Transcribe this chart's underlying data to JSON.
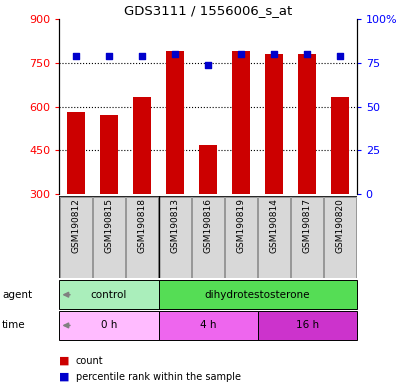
{
  "title": "GDS3111 / 1556006_s_at",
  "samples": [
    "GSM190812",
    "GSM190815",
    "GSM190818",
    "GSM190813",
    "GSM190816",
    "GSM190819",
    "GSM190814",
    "GSM190817",
    "GSM190820"
  ],
  "counts": [
    582,
    572,
    632,
    790,
    467,
    790,
    780,
    780,
    632
  ],
  "percentiles": [
    79,
    79,
    79,
    80,
    74,
    80,
    80,
    80,
    79
  ],
  "ymin": 300,
  "ymax": 900,
  "yticks": [
    300,
    450,
    600,
    750,
    900
  ],
  "right_yticks": [
    0,
    25,
    50,
    75,
    100
  ],
  "bar_color": "#cc0000",
  "dot_color": "#0000cc",
  "agent_groups": [
    {
      "label": "control",
      "start": 0,
      "end": 3,
      "color": "#aaeebb"
    },
    {
      "label": "dihydrotestosterone",
      "start": 3,
      "end": 9,
      "color": "#55dd55"
    }
  ],
  "time_groups": [
    {
      "label": "0 h",
      "start": 0,
      "end": 3,
      "color": "#ffbbff"
    },
    {
      "label": "4 h",
      "start": 3,
      "end": 6,
      "color": "#ee66ee"
    },
    {
      "label": "16 h",
      "start": 6,
      "end": 9,
      "color": "#cc33cc"
    }
  ],
  "legend_items": [
    {
      "label": "count",
      "color": "#cc0000",
      "marker": "s"
    },
    {
      "label": "percentile rank within the sample",
      "color": "#0000cc",
      "marker": "s"
    }
  ]
}
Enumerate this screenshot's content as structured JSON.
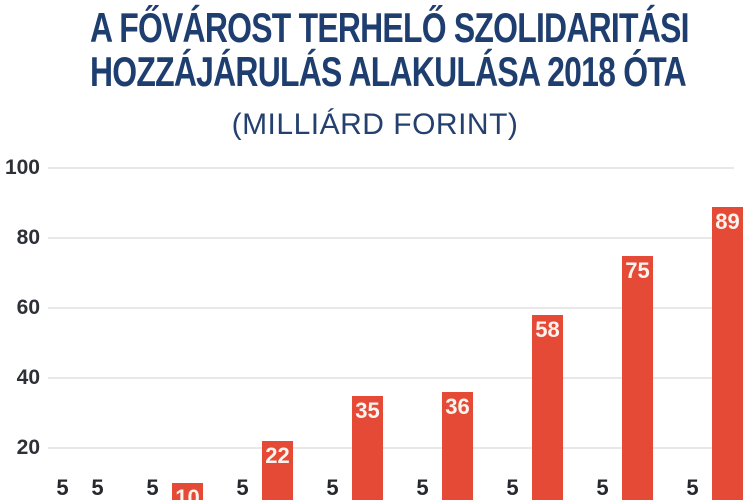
{
  "header": {
    "title_lines": [
      "A FŐVÁROST TERHELŐ SZOLIDARITÁSI",
      "HOZZÁJÁRULÁS ALAKULÁSA 2018 ÓTA"
    ],
    "subtitle": "(MILLIÁRD FORINT)"
  },
  "colors": {
    "title_navy": "#1f3e70",
    "subtitle_navy": "#24406e",
    "bar_red": "#e54a37",
    "bar_navy": "#1f3e72",
    "grid_line": "#e8e8e8",
    "tick_label": "#2e3037",
    "value_label_dark": "#26282e",
    "value_label_light": "#fbf4ee",
    "background": "#ffffff"
  },
  "chart_data": {
    "type": "bar",
    "title": "A FŐVÁROST TERHELŐ SZOLIDARITÁSI HOZZÁJÁRULÁS ALAKULÁSA 2018 ÓTA",
    "subtitle": "(MILLIÁRD FORINT)",
    "unit": "milliárd forint",
    "xlabel": "",
    "ylabel": "",
    "ylim": [
      0,
      100
    ],
    "yticks": [
      20,
      40,
      60,
      80,
      100
    ],
    "grid": true,
    "legend": "none",
    "x_tick_labels_visible": false,
    "group_count": 8,
    "series": [
      {
        "name": "base-contribution",
        "color": "#1f3e72",
        "values": [
          5,
          5,
          5,
          5,
          5,
          5,
          5,
          5
        ]
      },
      {
        "name": "yearly-contribution",
        "color": "#e54a37",
        "values": [
          5,
          10,
          22,
          35,
          36,
          58,
          75,
          89
        ]
      }
    ]
  }
}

■ ■ ■ ■

● **Aim**
Reproduce word for word only the lines between the line containing "Enumerate this screenshot's" and the end of the listing above, both included, and drop any pictures.

● **The result**
Enumerate this screenshot's content as structured JSON.
{
  "header": {
    "title_lines": [
      "A FŐVÁROST TERHELŐ SZOLIDARITÁSI",
      "HOZZÁJÁRULÁS ALAKULÁSA 2018 ÓTA"
    ],
    "subtitle": "(MILLIÁRD FORINT)"
  },
  "colors": {
    "title_navy": "#1f3e70",
    "subtitle_navy": "#24406e",
    "bar_red": "#e54a37",
    "bar_navy": "#1f3e72",
    "grid_line": "#e8e8e8",
    "tick_label": "#2e3037",
    "value_label_dark": "#26282e",
    "value_label_light": "#fbf4ee",
    "background": "#ffffff"
  },
  "chart_data": {
    "type": "bar",
    "title": "A FŐVÁROST TERHELŐ SZOLIDARITÁSI HOZZÁJÁRULÁS ALAKULÁSA 2018 ÓTA",
    "subtitle": "(MILLIÁRD FORINT)",
    "unit": "milliárd forint",
    "xlabel": "",
    "ylabel": "",
    "ylim": [
      0,
      100
    ],
    "yticks": [
      20,
      40,
      60,
      80,
      100
    ],
    "grid": true,
    "legend": "none",
    "x_tick_labels_visible": false,
    "group_count": 8,
    "series": [
      {
        "name": "base-contribution",
        "color": "#1f3e72",
        "values": [
          5,
          5,
          5,
          5,
          5,
          5,
          5,
          5
        ]
      },
      {
        "name": "yearly-contribution",
        "color": "#e54a37",
        "values": [
          5,
          10,
          22,
          35,
          36,
          58,
          75,
          89
        ]
      }
    ]
  }
}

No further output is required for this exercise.